> Task brief
Your copy of the material below should match it exactly, except that it holds no pictures.

------ Material shown

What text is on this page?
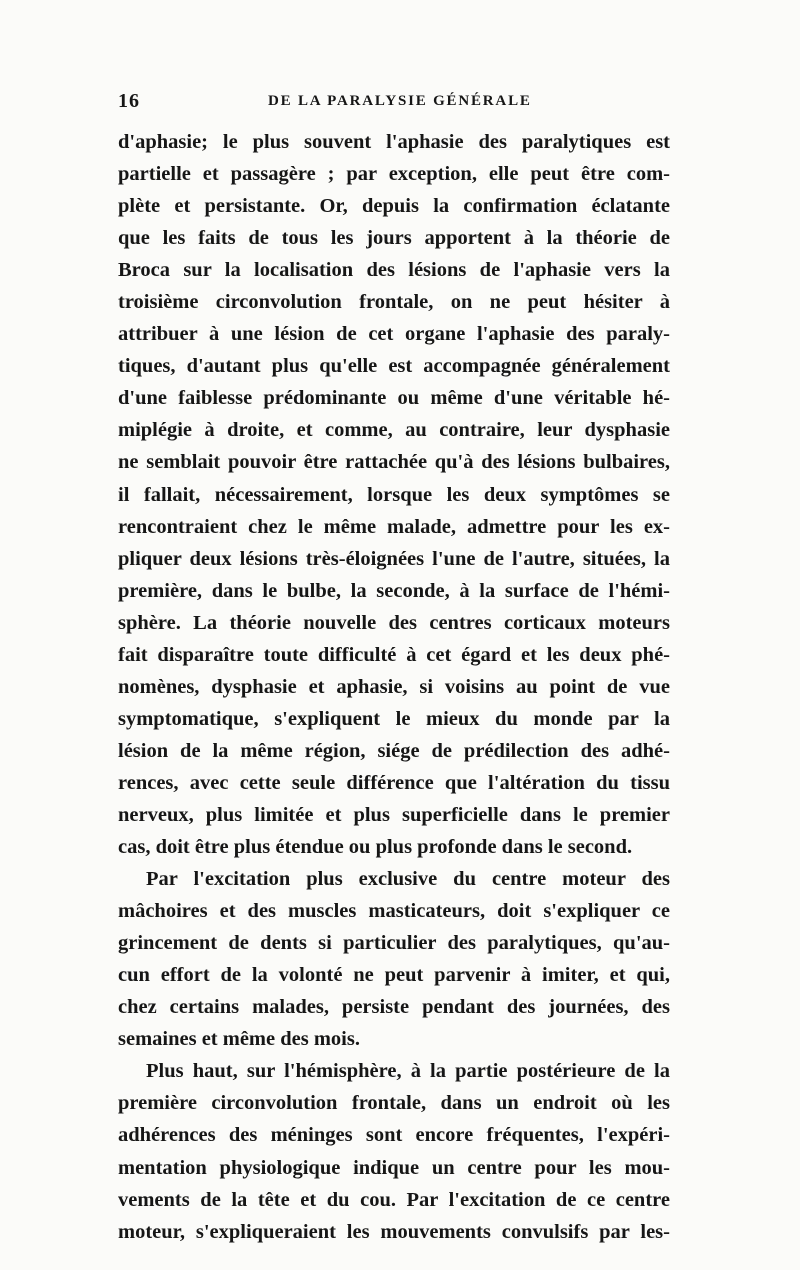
16	DE LA PARALYSIE GÉNÉRALE
d'aphasie; le plus souvent l'aphasie des paralytiques est
partielle et passagère ; par exception, elle peut être com-
plète et persistante. Or, depuis la confirmation éclatante
que les faits de tous les jours apportent à la théorie de
Broca sur la localisation des lésions de l'aphasie vers la
troisième circonvolution frontale, on ne peut hésiter à
attribuer à une lésion de cet organe l'aphasie des paraly-
tiques, d'autant plus qu'elle est accompagnée généralement
d'une faiblesse prédominante ou même d'une véritable hé-
miplégie à droite, et comme, au contraire, leur dysphasie
ne semblait pouvoir être rattachée qu'à des lésions bulbaires,
il fallait, nécessairement, lorsque les deux symptômes se
rencontraient chez le même malade, admettre pour les ex-
pliquer deux lésions très-éloignées l'une de l'autre, situées, la
première, dans le bulbe, la seconde, à la surface de l'hémi-
sphère. La théorie nouvelle des centres corticaux moteurs
fait disparaître toute difficulté à cet égard et les deux phé-
nomènes, dysphasie et aphasie, si voisins au point de vue
symptomatique, s'expliquent le mieux du monde par la
lésion de la même région, siége de prédilection des adhé-
rences, avec cette seule différence que l'altération du tissu
nerveux, plus limitée et plus superficielle dans le premier
cas, doit être plus étendue ou plus profonde dans le second.
Par l'excitation plus exclusive du centre moteur des
mâchoires et des muscles masticateurs, doit s'expliquer ce
grincement de dents si particulier des paralytiques, qu'au-
cun effort de la volonté ne peut parvenir à imiter, et qui,
chez certains malades, persiste pendant des journées, des
semaines et même des mois.
Plus haut, sur l'hémisphère, à la partie postérieure de la
première circonvolution frontale, dans un endroit où les
adhérences des méninges sont encore fréquentes, l'expéri-
mentation physiologique indique un centre pour les mou-
vements de la tête et du cou. Par l'excitation de ce centre
moteur, s'expliqueraient les mouvements convulsifs par les-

------------

> Written answer
What text is on this page?
16	DE LA PARALYSIE GÉNÉRALE
d'aphasie; le plus souvent l'aphasie des paralytiques est
partielle et passagère ; par exception, elle peut être com-
plète et persistante. Or, depuis la confirmation éclatante
que les faits de tous les jours apportent à la théorie de
Broca sur la localisation des lésions de l'aphasie vers la
troisième circonvolution frontale, on ne peut hésiter à
attribuer à une lésion de cet organe l'aphasie des paraly-
tiques, d'autant plus qu'elle est accompagnée généralement
d'une faiblesse prédominante ou même d'une véritable hé-
miplégie à droite, et comme, au contraire, leur dysphasie
ne semblait pouvoir être rattachée qu'à des lésions bulbaires,
il fallait, nécessairement, lorsque les deux symptômes se
rencontraient chez le même malade, admettre pour les ex-
pliquer deux lésions très-éloignées l'une de l'autre, situées, la
première, dans le bulbe, la seconde, à la surface de l'hémi-
sphère. La théorie nouvelle des centres corticaux moteurs
fait disparaître toute difficulté à cet égard et les deux phé-
nomènes, dysphasie et aphasie, si voisins au point de vue
symptomatique, s'expliquent le mieux du monde par la
lésion de la même région, siége de prédilection des adhé-
rences, avec cette seule différence que l'altération du tissu
nerveux, plus limitée et plus superficielle dans le premier
cas, doit être plus étendue ou plus profonde dans le second.
Par l'excitation plus exclusive du centre moteur des
mâchoires et des muscles masticateurs, doit s'expliquer ce
grincement de dents si particulier des paralytiques, qu'au-
cun effort de la volonté ne peut parvenir à imiter, et qui,
chez certains malades, persiste pendant des journées, des
semaines et même des mois.
Plus haut, sur l'hémisphère, à la partie postérieure de la
première circonvolution frontale, dans un endroit où les
adhérences des méninges sont encore fréquentes, l'expéri-
mentation physiologique indique un centre pour les mou-
vements de la tête et du cou. Par l'excitation de ce centre
moteur, s'expliqueraient les mouvements convulsifs par les-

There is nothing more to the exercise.